■ Problem set
- a) According to the Mario Party: Island Tour review, what multiplayer mode does the game lack?
- b) Please transcribe part of the Mario Party: Island Tour review word for word, beginning at the words "Certain games track" and stopping after "a bit more.".
- c) Go on with the Mario Party: Island Tour review, picking up after its last sentence.

■ Text segment
Certain games track your score and give you a target to try and clear when you play through the games again. Island Tour also has a StreetPass feature which allows you to compete with other players who have this game. Of course, because of where I live, I was never able to StreePass anyone and develop a stronger impression of the feature.
As you clear stages and mini-games, you unlock points which you can use to deck out a gallery. These points can be used to purchase things like figurines, which you can then examine. Some of the items require several thousands of points to unlock, which means you’ll have to play for quite a while if you want to unlock everything. This collection component does the game some good, as it stretches out the single player content just a bit more.
Multi-player is the heart and soul of the Mario Party series. With the fully featured download and play option, all you need is one copy of the game, as well as additional consoles and willing players and you’ve got yourself a party. You can quickly set up a game and you can either play through the boards or you can pick your favorite mini-game and play it together. The different event and mechanics in the different boards make even long drawn out games exciting from start to finish.
Also, the random nature of the game keeps things friendly and casual and from getting seriously competitive. Getting sent from first to last place isn’t exactly fun, but this kind of thing happening out of the blue helps remind you that this is only a game and that it’s only here for your enjoyment. It’s also great to have something that most players can relax and enjoy, regardless of what gaming circuit they hail from. It’s good clean fun. This option is great and it was nice to be able to play the same game with a few people without everyone having to buy a copy.
Unfortunately, the download and play option does seems like a poor man’s attempt to try and compensate for the fact that the game has no online mode. This shortcoming is arguably fatal for this game, which is designed around multiple people playing at once. Playing with the AI opponents is quite an inferior experience compared to playing with other players and Mario Party: Island Tour sports no online multiplayer component whatsoever.

(Dataset entries)
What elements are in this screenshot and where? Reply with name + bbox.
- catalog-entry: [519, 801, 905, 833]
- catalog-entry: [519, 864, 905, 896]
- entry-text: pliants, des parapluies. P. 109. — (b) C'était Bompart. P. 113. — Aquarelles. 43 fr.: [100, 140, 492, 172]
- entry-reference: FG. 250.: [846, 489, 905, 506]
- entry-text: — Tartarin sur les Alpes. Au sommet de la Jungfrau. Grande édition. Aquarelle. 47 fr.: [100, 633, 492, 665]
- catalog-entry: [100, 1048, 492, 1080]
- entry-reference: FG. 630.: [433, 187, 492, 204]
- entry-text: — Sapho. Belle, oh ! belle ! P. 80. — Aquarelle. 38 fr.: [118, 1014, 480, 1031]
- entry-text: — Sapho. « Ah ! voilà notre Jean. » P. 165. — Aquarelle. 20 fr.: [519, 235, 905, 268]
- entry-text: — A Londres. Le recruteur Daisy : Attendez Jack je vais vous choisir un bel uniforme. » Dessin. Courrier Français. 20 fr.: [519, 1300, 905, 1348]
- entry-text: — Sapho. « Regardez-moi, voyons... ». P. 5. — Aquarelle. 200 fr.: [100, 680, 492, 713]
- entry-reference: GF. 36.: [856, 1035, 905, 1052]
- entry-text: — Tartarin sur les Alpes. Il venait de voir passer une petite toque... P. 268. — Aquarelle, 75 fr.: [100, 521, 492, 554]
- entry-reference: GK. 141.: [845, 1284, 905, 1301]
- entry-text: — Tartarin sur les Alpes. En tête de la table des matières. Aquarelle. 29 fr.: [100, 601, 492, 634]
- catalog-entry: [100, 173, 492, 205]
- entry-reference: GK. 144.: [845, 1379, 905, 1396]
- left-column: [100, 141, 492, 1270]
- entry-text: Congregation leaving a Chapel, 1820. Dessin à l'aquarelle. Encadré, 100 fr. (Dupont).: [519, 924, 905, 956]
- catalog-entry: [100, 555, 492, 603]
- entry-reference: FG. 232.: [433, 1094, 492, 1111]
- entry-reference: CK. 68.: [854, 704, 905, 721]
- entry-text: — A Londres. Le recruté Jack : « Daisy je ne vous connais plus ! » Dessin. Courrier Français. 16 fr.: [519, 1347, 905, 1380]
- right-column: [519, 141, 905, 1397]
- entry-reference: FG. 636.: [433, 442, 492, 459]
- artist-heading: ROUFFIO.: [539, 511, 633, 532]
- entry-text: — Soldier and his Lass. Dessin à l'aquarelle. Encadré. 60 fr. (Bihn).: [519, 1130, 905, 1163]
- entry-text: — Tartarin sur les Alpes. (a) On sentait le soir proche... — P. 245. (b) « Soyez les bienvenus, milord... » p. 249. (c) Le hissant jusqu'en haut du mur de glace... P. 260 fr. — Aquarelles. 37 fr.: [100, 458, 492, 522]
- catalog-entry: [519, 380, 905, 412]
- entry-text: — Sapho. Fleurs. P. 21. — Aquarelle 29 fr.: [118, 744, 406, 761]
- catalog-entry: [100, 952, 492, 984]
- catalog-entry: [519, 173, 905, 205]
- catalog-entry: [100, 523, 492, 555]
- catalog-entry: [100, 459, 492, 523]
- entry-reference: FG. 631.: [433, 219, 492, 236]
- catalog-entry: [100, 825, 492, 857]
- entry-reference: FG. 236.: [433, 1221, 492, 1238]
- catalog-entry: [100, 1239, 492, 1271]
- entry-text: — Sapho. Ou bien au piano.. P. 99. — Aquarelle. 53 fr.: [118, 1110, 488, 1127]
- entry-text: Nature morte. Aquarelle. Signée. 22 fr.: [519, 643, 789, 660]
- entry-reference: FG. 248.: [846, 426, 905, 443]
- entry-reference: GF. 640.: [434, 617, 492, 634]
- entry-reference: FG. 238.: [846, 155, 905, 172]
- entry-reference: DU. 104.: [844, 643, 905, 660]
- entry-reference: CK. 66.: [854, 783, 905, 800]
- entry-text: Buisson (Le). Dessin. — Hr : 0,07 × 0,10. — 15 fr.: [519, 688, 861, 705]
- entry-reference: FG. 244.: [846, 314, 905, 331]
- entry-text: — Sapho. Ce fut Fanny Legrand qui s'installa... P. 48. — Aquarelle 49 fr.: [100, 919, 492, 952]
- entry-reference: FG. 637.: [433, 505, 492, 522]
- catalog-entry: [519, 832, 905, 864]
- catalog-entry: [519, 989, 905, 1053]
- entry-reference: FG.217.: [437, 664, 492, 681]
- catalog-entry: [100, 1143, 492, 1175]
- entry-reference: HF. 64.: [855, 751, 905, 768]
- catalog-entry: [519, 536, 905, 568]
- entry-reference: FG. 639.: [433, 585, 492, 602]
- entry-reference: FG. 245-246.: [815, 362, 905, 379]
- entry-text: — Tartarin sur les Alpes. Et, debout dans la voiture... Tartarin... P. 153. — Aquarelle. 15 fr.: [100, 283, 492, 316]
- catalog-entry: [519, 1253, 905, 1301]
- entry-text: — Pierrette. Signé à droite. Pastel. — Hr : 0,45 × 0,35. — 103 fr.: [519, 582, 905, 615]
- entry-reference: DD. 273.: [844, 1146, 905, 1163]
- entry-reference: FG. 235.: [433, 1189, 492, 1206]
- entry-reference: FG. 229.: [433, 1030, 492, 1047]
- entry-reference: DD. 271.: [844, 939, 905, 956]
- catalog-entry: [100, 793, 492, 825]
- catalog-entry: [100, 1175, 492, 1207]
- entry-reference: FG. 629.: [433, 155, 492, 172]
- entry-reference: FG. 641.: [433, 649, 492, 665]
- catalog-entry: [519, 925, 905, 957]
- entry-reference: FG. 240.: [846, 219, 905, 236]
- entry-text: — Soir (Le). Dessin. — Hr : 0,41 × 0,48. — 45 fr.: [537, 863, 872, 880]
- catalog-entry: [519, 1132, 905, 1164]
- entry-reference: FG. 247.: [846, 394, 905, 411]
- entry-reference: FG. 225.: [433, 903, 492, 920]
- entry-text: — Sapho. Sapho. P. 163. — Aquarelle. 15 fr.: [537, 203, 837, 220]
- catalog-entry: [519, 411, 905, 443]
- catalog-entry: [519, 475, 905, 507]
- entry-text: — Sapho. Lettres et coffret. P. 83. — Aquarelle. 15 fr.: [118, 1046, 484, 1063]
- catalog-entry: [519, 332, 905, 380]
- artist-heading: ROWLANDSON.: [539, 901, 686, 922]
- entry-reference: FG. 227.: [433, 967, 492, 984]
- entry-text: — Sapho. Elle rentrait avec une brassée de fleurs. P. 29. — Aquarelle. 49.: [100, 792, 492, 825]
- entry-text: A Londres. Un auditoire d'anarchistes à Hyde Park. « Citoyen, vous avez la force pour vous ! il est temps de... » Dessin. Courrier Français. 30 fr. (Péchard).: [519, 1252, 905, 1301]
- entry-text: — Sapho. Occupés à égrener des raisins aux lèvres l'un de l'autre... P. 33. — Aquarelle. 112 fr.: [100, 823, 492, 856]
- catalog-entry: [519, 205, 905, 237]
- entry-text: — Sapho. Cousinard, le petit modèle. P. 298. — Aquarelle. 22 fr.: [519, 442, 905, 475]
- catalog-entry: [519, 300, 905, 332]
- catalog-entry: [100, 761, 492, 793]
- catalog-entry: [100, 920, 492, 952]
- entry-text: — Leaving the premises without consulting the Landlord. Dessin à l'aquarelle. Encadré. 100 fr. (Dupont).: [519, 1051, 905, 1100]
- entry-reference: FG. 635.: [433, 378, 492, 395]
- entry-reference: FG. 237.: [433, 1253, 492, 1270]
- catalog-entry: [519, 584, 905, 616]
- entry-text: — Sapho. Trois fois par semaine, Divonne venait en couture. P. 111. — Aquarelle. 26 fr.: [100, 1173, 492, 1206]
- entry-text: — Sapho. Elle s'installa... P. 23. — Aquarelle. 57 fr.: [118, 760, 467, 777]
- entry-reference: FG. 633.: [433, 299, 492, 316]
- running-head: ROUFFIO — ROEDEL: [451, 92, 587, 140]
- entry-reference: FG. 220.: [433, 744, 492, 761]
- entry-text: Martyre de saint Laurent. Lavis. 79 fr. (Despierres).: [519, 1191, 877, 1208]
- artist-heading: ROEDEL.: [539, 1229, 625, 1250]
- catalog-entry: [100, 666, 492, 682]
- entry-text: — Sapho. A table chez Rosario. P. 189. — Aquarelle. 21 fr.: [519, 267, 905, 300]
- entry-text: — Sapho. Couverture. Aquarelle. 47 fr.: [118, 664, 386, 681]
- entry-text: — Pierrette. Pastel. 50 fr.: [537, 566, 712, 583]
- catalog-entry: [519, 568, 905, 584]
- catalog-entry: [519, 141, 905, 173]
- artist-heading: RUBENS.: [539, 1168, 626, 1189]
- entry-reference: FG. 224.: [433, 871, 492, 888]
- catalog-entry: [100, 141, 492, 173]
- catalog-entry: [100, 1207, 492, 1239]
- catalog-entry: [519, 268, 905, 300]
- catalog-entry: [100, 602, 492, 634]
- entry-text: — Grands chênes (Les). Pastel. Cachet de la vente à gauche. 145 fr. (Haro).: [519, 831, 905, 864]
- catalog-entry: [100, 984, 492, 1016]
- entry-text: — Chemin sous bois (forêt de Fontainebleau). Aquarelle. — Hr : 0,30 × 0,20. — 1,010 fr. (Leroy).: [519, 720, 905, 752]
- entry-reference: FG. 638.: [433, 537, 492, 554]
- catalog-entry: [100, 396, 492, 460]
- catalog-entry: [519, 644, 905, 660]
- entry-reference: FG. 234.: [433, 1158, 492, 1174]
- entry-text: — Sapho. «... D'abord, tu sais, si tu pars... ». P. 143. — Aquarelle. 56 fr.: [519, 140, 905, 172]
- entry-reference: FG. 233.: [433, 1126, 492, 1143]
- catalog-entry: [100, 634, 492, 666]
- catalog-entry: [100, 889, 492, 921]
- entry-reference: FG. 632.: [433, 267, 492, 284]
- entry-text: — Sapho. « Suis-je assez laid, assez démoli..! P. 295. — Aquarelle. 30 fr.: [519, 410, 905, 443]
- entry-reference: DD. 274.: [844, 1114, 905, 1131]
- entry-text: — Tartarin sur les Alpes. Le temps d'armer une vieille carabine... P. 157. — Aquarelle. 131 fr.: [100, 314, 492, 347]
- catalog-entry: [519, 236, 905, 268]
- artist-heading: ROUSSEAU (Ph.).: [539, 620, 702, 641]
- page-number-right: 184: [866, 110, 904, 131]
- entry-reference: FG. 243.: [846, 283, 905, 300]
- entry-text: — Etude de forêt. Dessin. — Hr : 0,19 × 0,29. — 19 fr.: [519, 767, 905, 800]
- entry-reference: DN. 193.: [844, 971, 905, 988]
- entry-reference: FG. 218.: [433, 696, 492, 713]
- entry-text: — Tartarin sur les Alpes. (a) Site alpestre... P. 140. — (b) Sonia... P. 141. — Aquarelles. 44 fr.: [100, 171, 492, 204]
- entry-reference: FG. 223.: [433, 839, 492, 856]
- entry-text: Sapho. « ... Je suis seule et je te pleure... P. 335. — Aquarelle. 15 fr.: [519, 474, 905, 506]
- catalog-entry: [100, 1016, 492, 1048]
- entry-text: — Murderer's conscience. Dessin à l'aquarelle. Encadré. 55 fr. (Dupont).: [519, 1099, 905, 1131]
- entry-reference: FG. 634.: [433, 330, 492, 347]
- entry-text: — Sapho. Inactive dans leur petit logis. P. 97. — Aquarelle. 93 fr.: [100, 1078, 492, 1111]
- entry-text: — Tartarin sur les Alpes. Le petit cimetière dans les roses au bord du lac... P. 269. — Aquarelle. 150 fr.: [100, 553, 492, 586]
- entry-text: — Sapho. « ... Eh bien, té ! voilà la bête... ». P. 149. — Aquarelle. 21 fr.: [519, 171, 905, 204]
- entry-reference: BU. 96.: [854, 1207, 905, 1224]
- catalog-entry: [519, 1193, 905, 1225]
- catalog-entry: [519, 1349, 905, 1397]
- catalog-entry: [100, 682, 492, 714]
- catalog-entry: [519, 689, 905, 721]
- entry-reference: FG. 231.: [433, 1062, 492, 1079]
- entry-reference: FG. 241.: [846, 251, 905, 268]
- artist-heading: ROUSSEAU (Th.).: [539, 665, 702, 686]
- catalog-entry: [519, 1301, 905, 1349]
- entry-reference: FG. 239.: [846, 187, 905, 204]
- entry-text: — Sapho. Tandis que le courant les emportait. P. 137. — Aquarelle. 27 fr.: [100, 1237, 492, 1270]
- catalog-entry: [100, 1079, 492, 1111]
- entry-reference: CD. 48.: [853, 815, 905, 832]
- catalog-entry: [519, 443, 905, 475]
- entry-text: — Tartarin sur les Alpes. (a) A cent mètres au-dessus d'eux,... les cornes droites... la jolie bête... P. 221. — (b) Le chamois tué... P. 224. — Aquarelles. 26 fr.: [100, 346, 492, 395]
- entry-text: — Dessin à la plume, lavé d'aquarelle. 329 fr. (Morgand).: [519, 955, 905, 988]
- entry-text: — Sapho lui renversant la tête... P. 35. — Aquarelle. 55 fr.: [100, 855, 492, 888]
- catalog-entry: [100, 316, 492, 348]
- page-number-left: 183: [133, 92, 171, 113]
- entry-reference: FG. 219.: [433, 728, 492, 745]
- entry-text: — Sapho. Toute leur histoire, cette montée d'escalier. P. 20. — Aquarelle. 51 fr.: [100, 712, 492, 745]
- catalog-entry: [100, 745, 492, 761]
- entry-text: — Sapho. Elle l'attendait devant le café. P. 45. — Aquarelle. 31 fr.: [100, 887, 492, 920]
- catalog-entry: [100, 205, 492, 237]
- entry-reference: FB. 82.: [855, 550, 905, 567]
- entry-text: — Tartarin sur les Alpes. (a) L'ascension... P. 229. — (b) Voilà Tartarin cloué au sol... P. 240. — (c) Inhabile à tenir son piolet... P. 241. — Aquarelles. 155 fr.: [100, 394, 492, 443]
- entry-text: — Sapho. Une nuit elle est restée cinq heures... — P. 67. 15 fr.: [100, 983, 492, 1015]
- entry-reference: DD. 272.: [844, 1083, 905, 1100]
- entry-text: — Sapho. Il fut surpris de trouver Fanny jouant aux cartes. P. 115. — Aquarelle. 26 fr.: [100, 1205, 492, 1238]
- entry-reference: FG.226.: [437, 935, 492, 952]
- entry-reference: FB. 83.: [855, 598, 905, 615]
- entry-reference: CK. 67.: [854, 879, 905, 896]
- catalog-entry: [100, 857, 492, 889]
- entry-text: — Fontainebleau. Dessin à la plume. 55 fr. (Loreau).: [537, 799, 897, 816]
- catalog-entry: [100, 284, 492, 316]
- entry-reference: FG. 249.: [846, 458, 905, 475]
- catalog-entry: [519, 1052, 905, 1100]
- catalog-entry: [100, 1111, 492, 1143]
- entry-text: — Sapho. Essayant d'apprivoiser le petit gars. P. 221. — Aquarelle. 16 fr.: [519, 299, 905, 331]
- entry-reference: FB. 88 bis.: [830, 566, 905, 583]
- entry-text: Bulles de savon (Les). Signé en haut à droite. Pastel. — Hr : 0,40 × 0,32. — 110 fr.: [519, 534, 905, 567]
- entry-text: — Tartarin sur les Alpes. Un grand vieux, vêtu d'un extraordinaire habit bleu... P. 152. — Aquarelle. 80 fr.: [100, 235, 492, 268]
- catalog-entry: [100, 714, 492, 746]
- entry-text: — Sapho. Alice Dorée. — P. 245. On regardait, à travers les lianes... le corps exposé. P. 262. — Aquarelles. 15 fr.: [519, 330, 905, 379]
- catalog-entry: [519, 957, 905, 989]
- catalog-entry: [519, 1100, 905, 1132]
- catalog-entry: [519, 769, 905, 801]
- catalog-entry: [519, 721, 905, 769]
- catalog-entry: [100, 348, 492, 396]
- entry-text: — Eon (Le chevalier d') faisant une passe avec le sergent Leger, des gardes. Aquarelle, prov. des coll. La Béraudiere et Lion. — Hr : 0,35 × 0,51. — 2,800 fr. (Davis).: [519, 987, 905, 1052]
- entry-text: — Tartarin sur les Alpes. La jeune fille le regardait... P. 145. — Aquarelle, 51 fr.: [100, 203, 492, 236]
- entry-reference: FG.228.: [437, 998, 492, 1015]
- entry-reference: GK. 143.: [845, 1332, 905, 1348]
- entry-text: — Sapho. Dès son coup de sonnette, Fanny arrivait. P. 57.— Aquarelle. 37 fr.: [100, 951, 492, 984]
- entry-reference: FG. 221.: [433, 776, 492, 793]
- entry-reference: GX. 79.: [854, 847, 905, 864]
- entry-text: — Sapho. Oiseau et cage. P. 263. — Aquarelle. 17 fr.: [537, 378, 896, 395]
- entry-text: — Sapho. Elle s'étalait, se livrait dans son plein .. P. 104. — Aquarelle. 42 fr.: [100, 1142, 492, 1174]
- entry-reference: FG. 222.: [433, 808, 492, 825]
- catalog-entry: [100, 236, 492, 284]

■ Answers by item
- a) It has no online mode.

- b)
Certain games track your score and give you a target to try and clear when you play through the games again. Island Tour also has a StreetPass feature which allows you to compete with other players who have this game. Of course, because of where I live, I was never able to StreePass anyone and develop a stronger impression of the feature.
As you clear stages and mini-games, you unlock points which you can use to deck out a gallery. These points can be used to purchase things like figurines, which you can then examine. Some of the items require several thousands of points to unlock, which means you’ll have to play for quite a while if you want to unlock everything. This collection component does the game some good, as it stretches out the single player content just a bit more.

- c)
This omission is as puzzling as it is damaging. Why isn’t there an online mode here? Why shouldn’t I be able to play with my friends around the country who also have this game? I’d love to hear some sort of explanation or reasoning as to why what seems like a no brainer feature for this title is missing in action. It’s simply a crime.
Mario Party games are meant to be played with other people and are therefore intrinsically not as enjoyable as single player experiences–it’s just that simple.
This game has barely bagged enough merits to make it worth playing despite the lack of online, but it is a crippling blow to the game’s overall value. Island Tour could have been much more than it is.
That’s about the size of Mario Party: Island Tour. A fun and charming mini-game collection chock full of variety and aimed at groups of players. With download and play only one person needs to have a copy of the game and you’re off. You’ll use the Nintendo 3DS (or 2DS…) console in interesting ways throughout dozens of unique games. It’s a blast and a half. Unfortunately, the lack of an online mode devastates this multi-player centric title.
What could and should be a worldwide spectacle is confined to a house party, that much of the time may include only you and three AI competitors. If you have the hardware and bodies to fill this party then buy this game immediately. If not, you might want to wait for a price cut.